**TASK DETAILS**
Within this material, how many lines have the string "still" in them? The answer is a number, with nothing added.

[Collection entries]
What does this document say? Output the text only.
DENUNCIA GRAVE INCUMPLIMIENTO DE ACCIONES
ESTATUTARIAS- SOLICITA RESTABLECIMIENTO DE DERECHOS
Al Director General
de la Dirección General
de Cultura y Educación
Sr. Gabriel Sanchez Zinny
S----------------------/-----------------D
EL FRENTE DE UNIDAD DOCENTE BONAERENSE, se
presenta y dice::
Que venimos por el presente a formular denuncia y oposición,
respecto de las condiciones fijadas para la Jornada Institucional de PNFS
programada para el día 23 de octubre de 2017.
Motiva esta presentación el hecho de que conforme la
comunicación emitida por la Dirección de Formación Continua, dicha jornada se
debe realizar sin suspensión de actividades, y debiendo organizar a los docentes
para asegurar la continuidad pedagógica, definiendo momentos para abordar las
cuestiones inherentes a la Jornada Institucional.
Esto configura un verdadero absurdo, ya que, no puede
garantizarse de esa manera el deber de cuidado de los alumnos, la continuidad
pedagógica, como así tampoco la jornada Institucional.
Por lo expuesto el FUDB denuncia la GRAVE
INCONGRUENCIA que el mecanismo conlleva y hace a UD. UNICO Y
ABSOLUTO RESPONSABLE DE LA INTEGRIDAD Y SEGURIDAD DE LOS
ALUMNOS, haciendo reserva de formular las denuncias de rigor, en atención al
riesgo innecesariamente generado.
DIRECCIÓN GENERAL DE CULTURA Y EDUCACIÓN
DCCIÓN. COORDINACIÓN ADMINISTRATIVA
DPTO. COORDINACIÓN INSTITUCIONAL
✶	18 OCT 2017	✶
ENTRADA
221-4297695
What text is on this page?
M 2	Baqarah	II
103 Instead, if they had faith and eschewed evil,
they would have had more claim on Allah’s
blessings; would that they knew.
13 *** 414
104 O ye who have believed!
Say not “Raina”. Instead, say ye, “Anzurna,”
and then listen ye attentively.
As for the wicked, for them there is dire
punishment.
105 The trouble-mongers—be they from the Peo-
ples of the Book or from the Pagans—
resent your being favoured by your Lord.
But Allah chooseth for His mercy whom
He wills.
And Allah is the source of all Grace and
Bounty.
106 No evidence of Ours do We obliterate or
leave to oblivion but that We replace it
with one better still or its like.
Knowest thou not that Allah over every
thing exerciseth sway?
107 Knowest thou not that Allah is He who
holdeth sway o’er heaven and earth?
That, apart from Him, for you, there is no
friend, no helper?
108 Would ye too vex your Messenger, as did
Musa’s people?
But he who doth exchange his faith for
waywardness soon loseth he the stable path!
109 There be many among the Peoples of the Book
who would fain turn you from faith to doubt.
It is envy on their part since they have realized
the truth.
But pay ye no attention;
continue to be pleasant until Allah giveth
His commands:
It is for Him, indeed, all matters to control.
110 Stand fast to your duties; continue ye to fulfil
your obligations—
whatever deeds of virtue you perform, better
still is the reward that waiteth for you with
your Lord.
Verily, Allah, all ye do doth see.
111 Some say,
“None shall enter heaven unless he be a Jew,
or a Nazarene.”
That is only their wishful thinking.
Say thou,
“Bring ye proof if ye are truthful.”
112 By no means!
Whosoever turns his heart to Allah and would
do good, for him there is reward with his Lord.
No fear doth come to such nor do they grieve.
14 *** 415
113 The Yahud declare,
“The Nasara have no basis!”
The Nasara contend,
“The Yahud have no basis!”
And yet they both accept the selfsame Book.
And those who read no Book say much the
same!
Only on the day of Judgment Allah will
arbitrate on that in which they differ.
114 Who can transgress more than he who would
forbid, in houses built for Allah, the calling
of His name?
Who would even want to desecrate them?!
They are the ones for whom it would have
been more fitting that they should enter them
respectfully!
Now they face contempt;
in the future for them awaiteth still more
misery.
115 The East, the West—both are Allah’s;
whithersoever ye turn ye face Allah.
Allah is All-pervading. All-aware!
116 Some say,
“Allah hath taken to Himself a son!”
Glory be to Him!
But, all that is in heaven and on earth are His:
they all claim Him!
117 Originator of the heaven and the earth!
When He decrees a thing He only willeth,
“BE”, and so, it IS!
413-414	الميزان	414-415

**THE COMPLETED TASK**
3